__REQUIRED WORK__:
Copy the records below exactly, leaving out every picture.
======== INPUT DATA ========
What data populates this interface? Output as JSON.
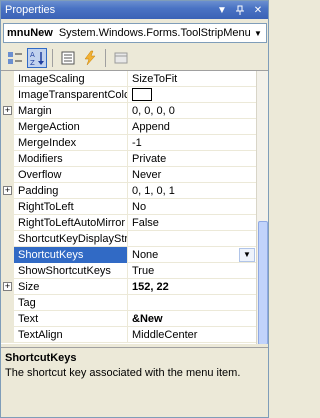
{
  "window": {
    "title": "Properties",
    "buttons": [
      "pin-dropdown",
      "auto-hide",
      "close"
    ]
  },
  "object_selector": {
    "name": "mnuNew",
    "type": "System.Windows.Forms.ToolStripMenuIte"
  },
  "toolbar": {
    "buttons": [
      {
        "name": "categorized-icon",
        "active": false
      },
      {
        "name": "alphabetical-icon",
        "active": true
      },
      {
        "name": "properties-icon",
        "active": false
      },
      {
        "name": "events-icon",
        "active": false
      },
      {
        "name": "property-pages-icon",
        "active": false
      }
    ]
  },
  "grid": {
    "rows": [
      {
        "name": "ImageScaling",
        "value": "SizeToFit"
      },
      {
        "name": "ImageTransparentColc",
        "value": "",
        "swatch": true
      },
      {
        "name": "Margin",
        "value": "0, 0, 0, 0",
        "expandable": true
      },
      {
        "name": "MergeAction",
        "value": "Append"
      },
      {
        "name": "MergeIndex",
        "value": "-1"
      },
      {
        "name": "Modifiers",
        "value": "Private"
      },
      {
        "name": "Overflow",
        "value": "Never"
      },
      {
        "name": "Padding",
        "value": "0, 1, 0, 1",
        "expandable": true
      },
      {
        "name": "RightToLeft",
        "value": "No"
      },
      {
        "name": "RightToLeftAutoMirror",
        "value": "False"
      },
      {
        "name": "ShortcutKeyDisplayStri",
        "value": ""
      },
      {
        "name": "ShortcutKeys",
        "value": "None",
        "selected": true,
        "dropdown": true
      },
      {
        "name": "ShowShortcutKeys",
        "value": "True"
      },
      {
        "name": "Size",
        "value": "152, 22",
        "expandable": true,
        "bold": true
      },
      {
        "name": "Tag",
        "value": ""
      },
      {
        "name": "Text",
        "value": "&New",
        "bold": true
      },
      {
        "name": "TextAlign",
        "value": "MiddleCenter"
      }
    ]
  },
  "description": {
    "title": "ShortcutKeys",
    "text": "The shortcut key associated with the menu item."
  },
  "colors": {
    "selection": "#316ac5",
    "title_bar": "#4a73c4",
    "panel_bg": "#ece9d8"
  }
}
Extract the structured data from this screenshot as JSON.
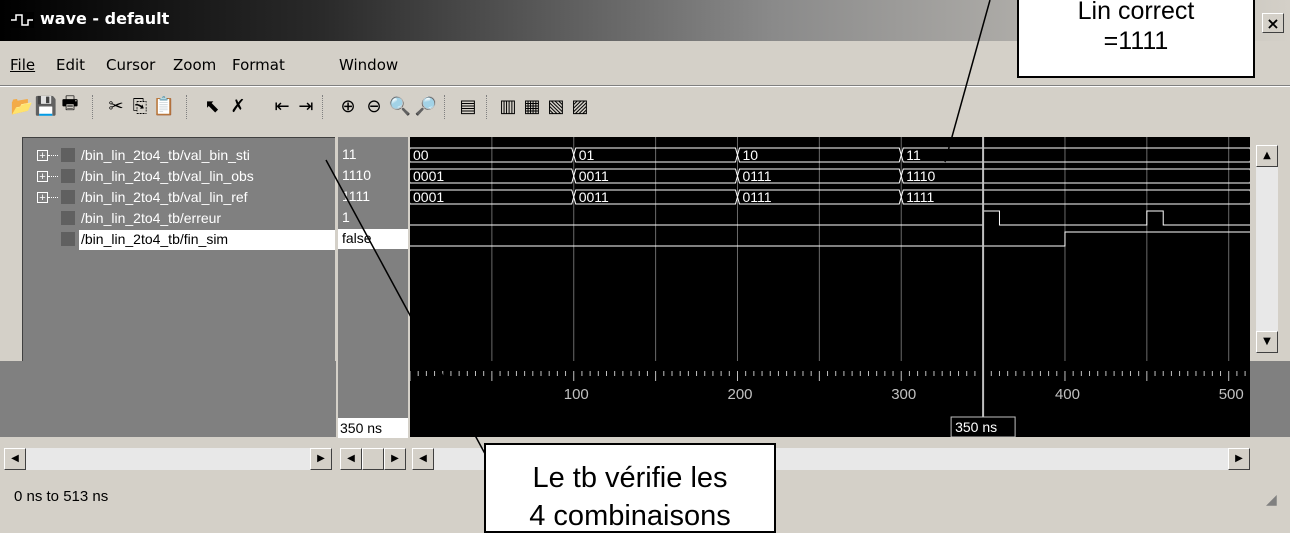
{
  "window": {
    "title": "wave - default",
    "close_label": "×"
  },
  "menu": [
    {
      "label": "File"
    },
    {
      "label": "Edit"
    },
    {
      "label": "Cursor"
    },
    {
      "label": "Zoom"
    },
    {
      "label": "Format"
    },
    {
      "label": "Window"
    }
  ],
  "toolbar": [
    "open-icon",
    "save-icon",
    "print-icon",
    "cut-icon",
    "copy-icon",
    "paste-icon",
    "select-pointer-icon",
    "clear-icon",
    "find-prev-edge-icon",
    "find-next-edge-icon",
    "zoom-in-icon",
    "zoom-out-icon",
    "zoom-full-icon",
    "zoom-to-cursor-icon",
    "insert-cursor-icon",
    "wave-list-1-icon",
    "wave-list-2-icon",
    "wave-list-3-icon",
    "delete-cursor-icon"
  ],
  "signals": [
    {
      "name": "/bin_lin_2to4_tb/val_bin_sti",
      "value": "11",
      "expandable": true,
      "expander": "+"
    },
    {
      "name": "/bin_lin_2to4_tb/val_lin_obs",
      "value": "1110",
      "expandable": true,
      "expander": "+"
    },
    {
      "name": "/bin_lin_2to4_tb/val_lin_ref",
      "value": "1111",
      "expandable": true,
      "expander": "+"
    },
    {
      "name": "/bin_lin_2to4_tb/erreur",
      "value": "1",
      "expandable": false
    },
    {
      "name": "/bin_lin_2to4_tb/fin_sim",
      "value": "false",
      "expandable": false,
      "selected": true
    }
  ],
  "waves": {
    "time_range": [
      0,
      513
    ],
    "buses": [
      {
        "values": [
          "00",
          "01",
          "10",
          "11"
        ],
        "times": [
          0,
          100,
          200,
          300
        ]
      },
      {
        "values": [
          "0001",
          "0011",
          "0111",
          "1110"
        ],
        "times": [
          0,
          100,
          200,
          300
        ]
      },
      {
        "values": [
          "0001",
          "0011",
          "0111",
          "1111"
        ],
        "times": [
          0,
          100,
          200,
          300
        ]
      }
    ],
    "erreur_pulses": [
      [
        350,
        360
      ],
      [
        450,
        460
      ]
    ],
    "fin_sim_high_from": 400
  },
  "timeline": {
    "ticks": [
      "100",
      "200",
      "300",
      "400",
      "500"
    ],
    "tick_times": [
      100,
      200,
      300,
      400,
      500
    ]
  },
  "cursor": {
    "time_ns": 350,
    "label": "350 ns",
    "value_label": "350 ns"
  },
  "status": {
    "text": "0 ns to 513 ns"
  },
  "callouts": {
    "lin_correct": "Lin correct\n=1111",
    "tb_verifie": "Le tb vérifie les\n4 combinaisons"
  },
  "colors": {
    "wave": "#ffffff",
    "background": "#000000",
    "cursor": "#c0c0c0"
  }
}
========
__THE SOLUTION__:
What data populates this interface? Output as JSON.
{
  "window": {
    "title": "Properties",
    "buttons": [
      "pin-dropdown",
      "auto-hide",
      "close"
    ]
  },
  "object_selector": {
    "name": "mnuNew",
    "type": "System.Windows.Forms.ToolStripMenuIte"
  },
  "toolbar": {
    "buttons": [
      {
        "name": "categorized-icon",
        "active": false
      },
      {
        "name": "alphabetical-icon",
        "active": true
      },
      {
        "name": "properties-icon",
        "active": false
      },
      {
        "name": "events-icon",
        "active": false
      },
      {
        "name": "property-pages-icon",
        "active": false
      }
    ]
  },
  "grid": {
    "rows": [
      {
        "name": "ImageScaling",
        "value": "SizeToFit"
      },
      {
        "name": "ImageTransparentColc",
        "value": "",
        "swatch": true
      },
      {
        "name": "Margin",
        "value": "0, 0, 0, 0",
        "expandable": true
      },
      {
        "name": "MergeAction",
        "value": "Append"
      },
      {
        "name": "MergeIndex",
        "value": "-1"
      },
      {
        "name": "Modifiers",
        "value": "Private"
      },
      {
        "name": "Overflow",
        "value": "Never"
      },
      {
        "name": "Padding",
        "value": "0, 1, 0, 1",
        "expandable": true
      },
      {
        "name": "RightToLeft",
        "value": "No"
      },
      {
        "name": "RightToLeftAutoMirror",
        "value": "False"
      },
      {
        "name": "ShortcutKeyDisplayStri",
        "value": ""
      },
      {
        "name": "ShortcutKeys",
        "value": "None",
        "selected": true,
        "dropdown": true
      },
      {
        "name": "ShowShortcutKeys",
        "value": "True"
      },
      {
        "name": "Size",
        "value": "152, 22",
        "expandable": true,
        "bold": true
      },
      {
        "name": "Tag",
        "value": ""
      },
      {
        "name": "Text",
        "value": "&New",
        "bold": true
      },
      {
        "name": "TextAlign",
        "value": "MiddleCenter"
      }
    ]
  },
  "description": {
    "title": "ShortcutKeys",
    "text": "The shortcut key associated with the menu item."
  },
  "colors": {
    "selection": "#316ac5",
    "title_bar": "#4a73c4",
    "panel_bg": "#ece9d8"
  }
}
Extract the structured data from this screenshot as JSON.
{
  "window": {
    "title": "wave - default",
    "close_label": "×"
  },
  "menu": [
    {
      "label": "File"
    },
    {
      "label": "Edit"
    },
    {
      "label": "Cursor"
    },
    {
      "label": "Zoom"
    },
    {
      "label": "Format"
    },
    {
      "label": "Window"
    }
  ],
  "toolbar": [
    "open-icon",
    "save-icon",
    "print-icon",
    "cut-icon",
    "copy-icon",
    "paste-icon",
    "select-pointer-icon",
    "clear-icon",
    "find-prev-edge-icon",
    "find-next-edge-icon",
    "zoom-in-icon",
    "zoom-out-icon",
    "zoom-full-icon",
    "zoom-to-cursor-icon",
    "insert-cursor-icon",
    "wave-list-1-icon",
    "wave-list-2-icon",
    "wave-list-3-icon",
    "delete-cursor-icon"
  ],
  "signals": [
    {
      "name": "/bin_lin_2to4_tb/val_bin_sti",
      "value": "11",
      "expandable": true,
      "expander": "+"
    },
    {
      "name": "/bin_lin_2to4_tb/val_lin_obs",
      "value": "1110",
      "expandable": true,
      "expander": "+"
    },
    {
      "name": "/bin_lin_2to4_tb/val_lin_ref",
      "value": "1111",
      "expandable": true,
      "expander": "+"
    },
    {
      "name": "/bin_lin_2to4_tb/erreur",
      "value": "1",
      "expandable": false
    },
    {
      "name": "/bin_lin_2to4_tb/fin_sim",
      "value": "false",
      "expandable": false,
      "selected": true
    }
  ],
  "waves": {
    "time_range": [
      0,
      513
    ],
    "buses": [
      {
        "values": [
          "00",
          "01",
          "10",
          "11"
        ],
        "times": [
          0,
          100,
          200,
          300
        ]
      },
      {
        "values": [
          "0001",
          "0011",
          "0111",
          "1110"
        ],
        "times": [
          0,
          100,
          200,
          300
        ]
      },
      {
        "values": [
          "0001",
          "0011",
          "0111",
          "1111"
        ],
        "times": [
          0,
          100,
          200,
          300
        ]
      }
    ],
    "erreur_pulses": [
      [
        350,
        360
      ],
      [
        450,
        460
      ]
    ],
    "fin_sim_high_from": 400
  },
  "timeline": {
    "ticks": [
      "100",
      "200",
      "300",
      "400",
      "500"
    ],
    "tick_times": [
      100,
      200,
      300,
      400,
      500
    ]
  },
  "cursor": {
    "time_ns": 350,
    "label": "350 ns",
    "value_label": "350 ns"
  },
  "status": {
    "text": "0 ns to 513 ns"
  },
  "callouts": {
    "lin_correct": "Lin correct\n=1111",
    "tb_verifie": "Le tb vérifie les\n4 combinaisons"
  },
  "colors": {
    "wave": "#ffffff",
    "background": "#000000",
    "cursor": "#c0c0c0"
  }
}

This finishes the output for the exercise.